• **WHAT YOU HAVE TO DO**: Answer with a single number, the count of lines holding the word "risk".

** Begin DATA SHOWN **

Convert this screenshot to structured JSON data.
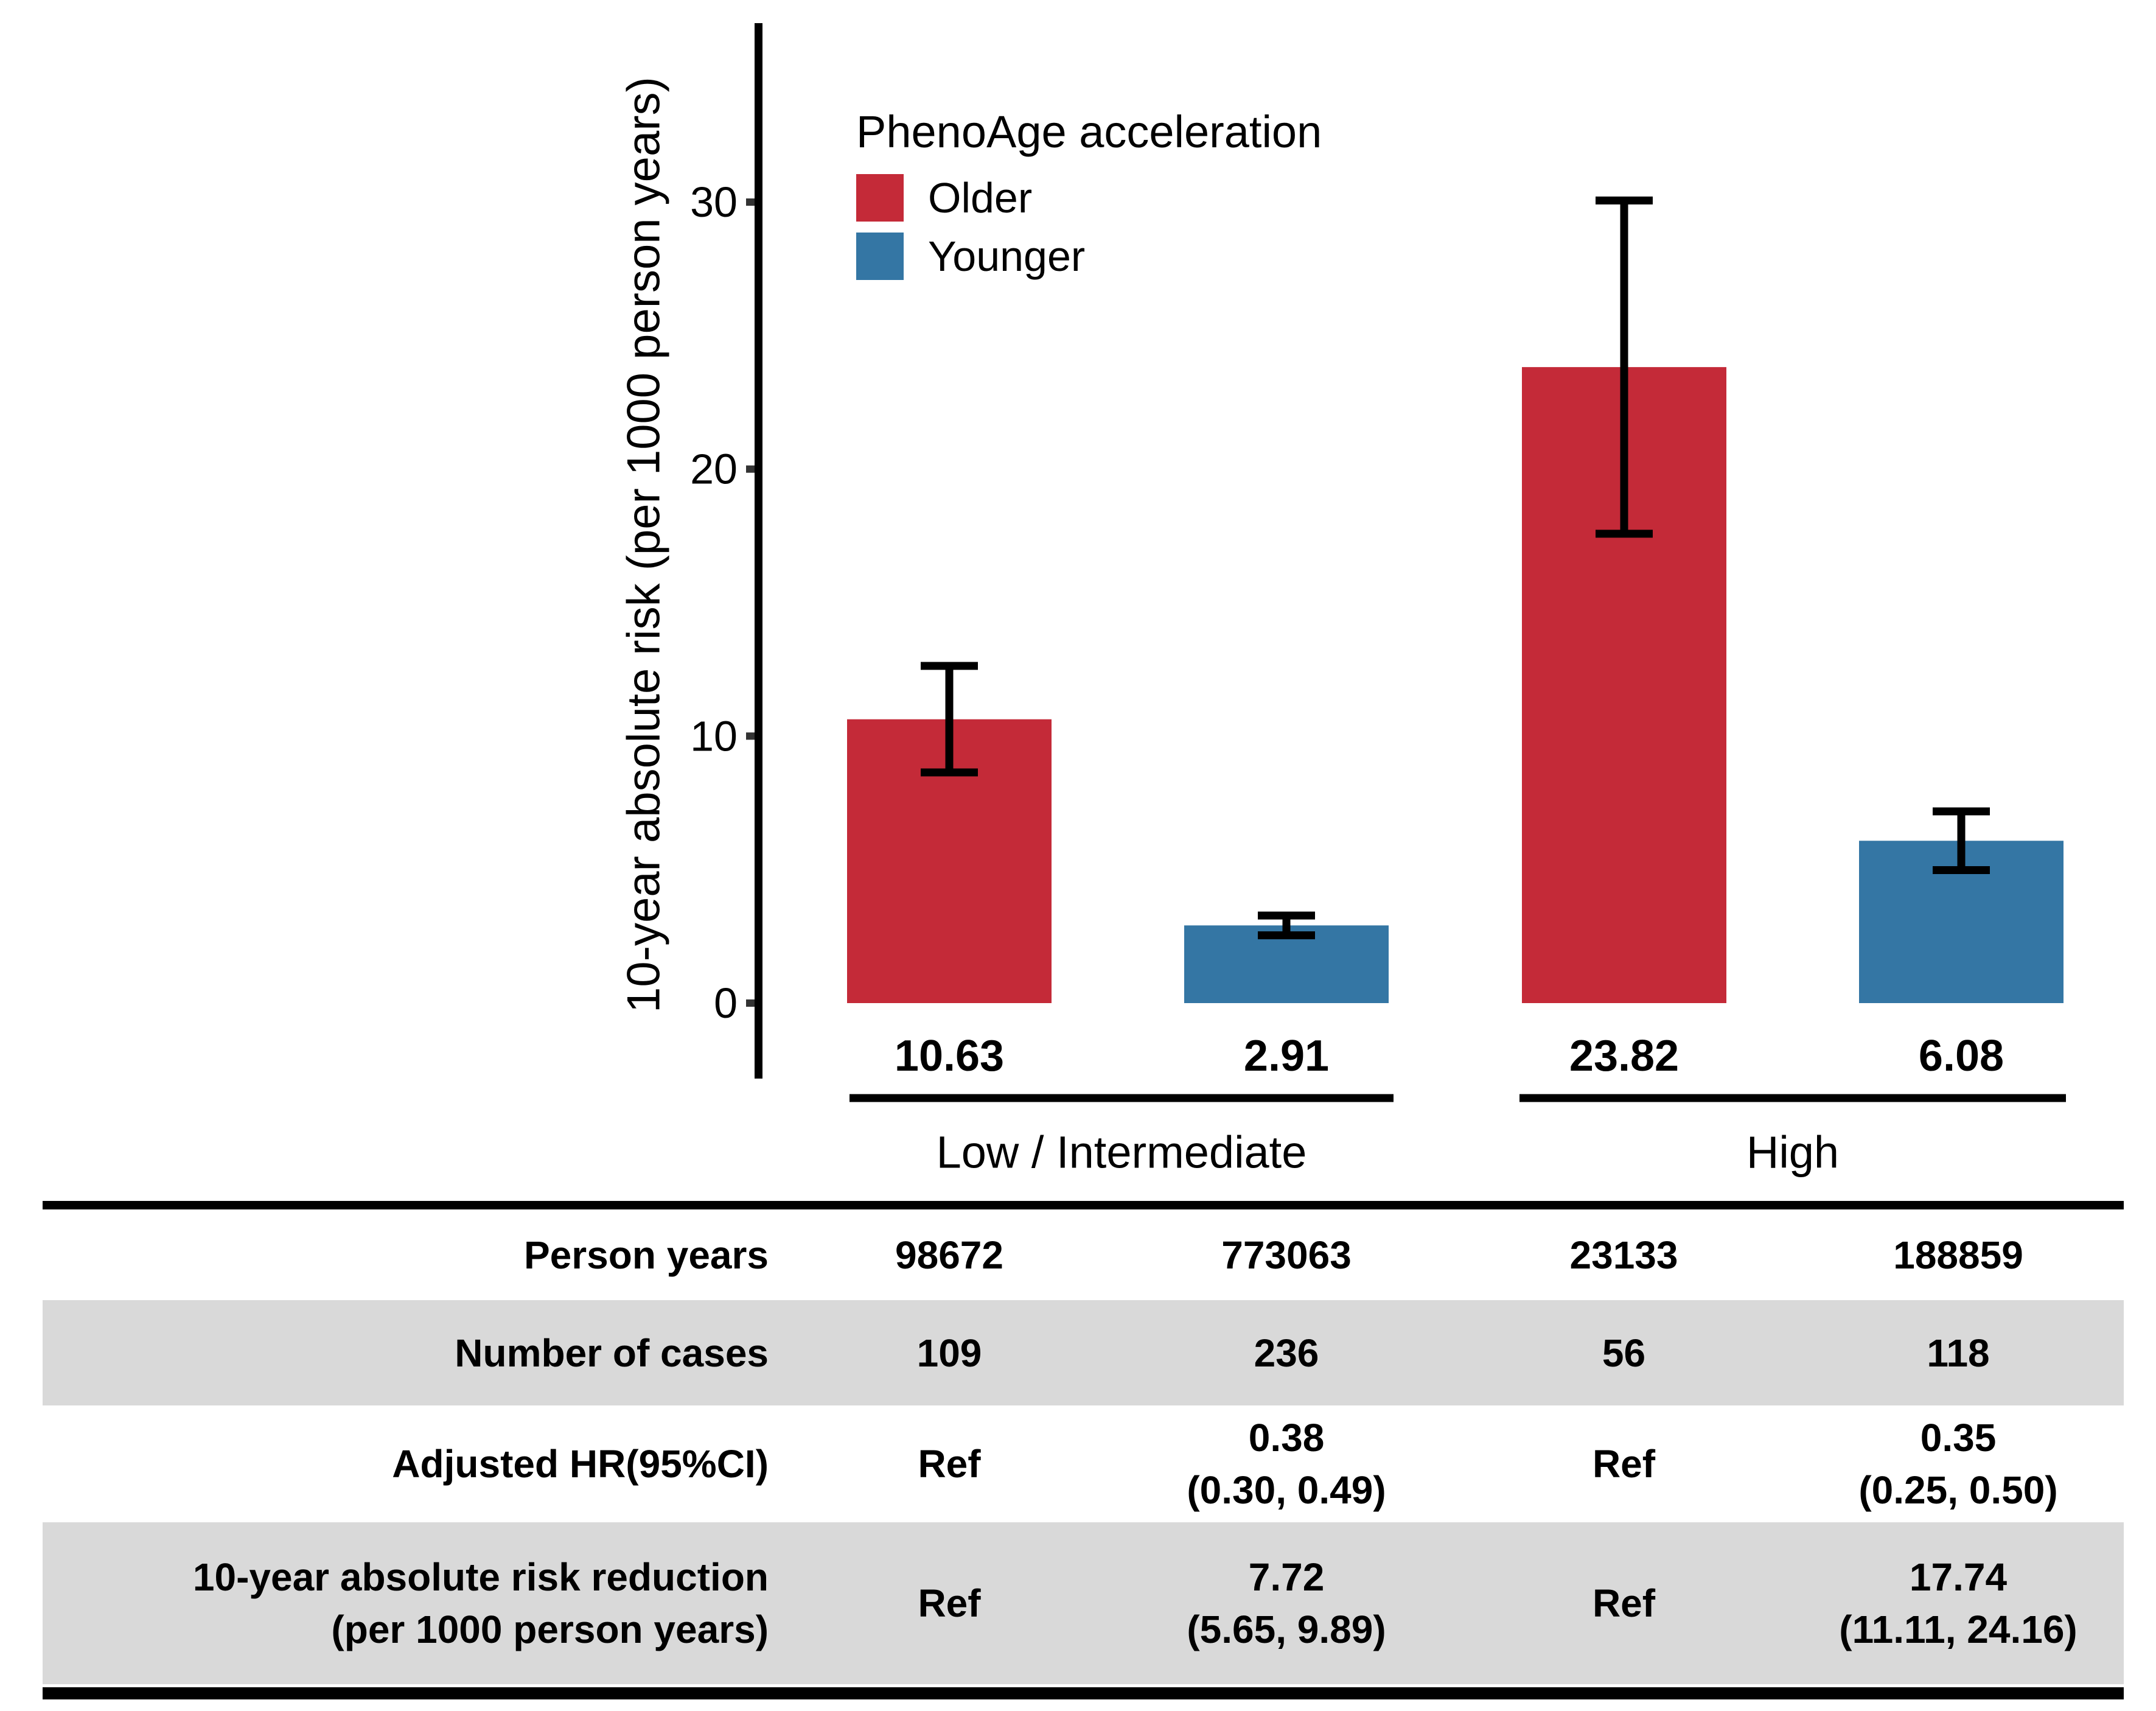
{
  "figure": {
    "background": "#FFFFFF"
  },
  "chart_data": {
    "type": "bar",
    "title": "",
    "xlabel": "",
    "ylabel": "10-year absolute risk (per 1000 person years)",
    "yticks": [
      0,
      10,
      20,
      30
    ],
    "ylim": [
      0,
      36
    ],
    "grid": false,
    "legend_title": "PhenoAge acceleration",
    "legend_position": "upper-left-inside",
    "series": [
      {
        "name": "Older",
        "color": "#C42A38"
      },
      {
        "name": "Younger",
        "color": "#3476A4"
      }
    ],
    "groups": [
      "Low / Intermediate",
      "High"
    ],
    "bars": [
      {
        "group": "Low / Intermediate",
        "series": "Older",
        "value": 10.63,
        "label": "10.63",
        "ci_low": 8.64,
        "ci_high": 12.63
      },
      {
        "group": "Low / Intermediate",
        "series": "Younger",
        "value": 2.91,
        "label": "2.91",
        "ci_low": 2.54,
        "ci_high": 3.28
      },
      {
        "group": "High",
        "series": "Older",
        "value": 23.82,
        "label": "23.82",
        "ci_low": 17.58,
        "ci_high": 30.06
      },
      {
        "group": "High",
        "series": "Younger",
        "value": 6.08,
        "label": "6.08",
        "ci_low": 4.98,
        "ci_high": 7.18
      }
    ],
    "bar_value_labels": [
      "10.63",
      "2.91",
      "23.82",
      "6.08"
    ],
    "axis_color": "#000000",
    "tick_color": "#333333",
    "error_bar_color": "#000000"
  },
  "table": {
    "stripe_color": "#D9D9D9",
    "rows": [
      {
        "label": "Person years",
        "values": [
          "98672",
          "773063",
          "23133",
          "188859"
        ],
        "striped": false
      },
      {
        "label": "Number of cases",
        "values": [
          "109",
          "236",
          "56",
          "118"
        ],
        "striped": true
      },
      {
        "label": "Adjusted HR(95%CI)",
        "values": [
          "Ref",
          "0.38\n(0.30, 0.49)",
          "Ref",
          "0.35\n(0.25, 0.50)"
        ],
        "striped": false
      },
      {
        "label": "10-year absolute risk reduction\n(per 1000 person years)",
        "values": [
          "Ref",
          "7.72\n(5.65, 9.89)",
          "Ref",
          "17.74\n(11.11, 24.16)"
        ],
        "striped": true
      }
    ]
  }
}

** End DATA SHOWN **

• **SOLVED EXERCISE**: 2